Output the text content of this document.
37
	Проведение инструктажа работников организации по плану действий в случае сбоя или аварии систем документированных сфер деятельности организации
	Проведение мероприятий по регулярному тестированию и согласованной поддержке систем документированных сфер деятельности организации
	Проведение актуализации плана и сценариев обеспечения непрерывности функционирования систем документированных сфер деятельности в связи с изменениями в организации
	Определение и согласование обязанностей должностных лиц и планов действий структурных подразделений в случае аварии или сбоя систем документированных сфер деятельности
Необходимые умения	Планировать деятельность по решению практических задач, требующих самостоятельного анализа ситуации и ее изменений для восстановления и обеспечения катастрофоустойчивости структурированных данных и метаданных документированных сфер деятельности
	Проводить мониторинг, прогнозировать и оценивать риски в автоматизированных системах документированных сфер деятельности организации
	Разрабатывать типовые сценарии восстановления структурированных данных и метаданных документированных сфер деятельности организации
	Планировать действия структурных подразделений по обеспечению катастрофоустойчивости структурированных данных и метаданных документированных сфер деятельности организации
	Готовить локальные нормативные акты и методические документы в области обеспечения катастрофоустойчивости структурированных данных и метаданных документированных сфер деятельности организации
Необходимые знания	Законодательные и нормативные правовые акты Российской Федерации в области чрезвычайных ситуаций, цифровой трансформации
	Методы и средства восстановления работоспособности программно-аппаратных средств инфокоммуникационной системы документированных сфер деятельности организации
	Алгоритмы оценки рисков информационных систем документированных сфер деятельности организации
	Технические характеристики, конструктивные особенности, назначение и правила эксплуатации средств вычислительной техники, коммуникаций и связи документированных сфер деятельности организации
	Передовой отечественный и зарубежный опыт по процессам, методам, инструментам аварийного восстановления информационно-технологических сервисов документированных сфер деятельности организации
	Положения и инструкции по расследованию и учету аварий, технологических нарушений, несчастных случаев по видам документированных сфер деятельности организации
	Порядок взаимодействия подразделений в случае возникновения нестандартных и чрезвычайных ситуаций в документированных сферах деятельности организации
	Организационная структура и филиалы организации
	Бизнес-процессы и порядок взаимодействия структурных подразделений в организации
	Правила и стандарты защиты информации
- - - - - - -
▶ _WHAT YOU SHOULD DO_:
State the number of lines that contain the string "действий", with no other words.

▶ _TASK RESPONSE_:
2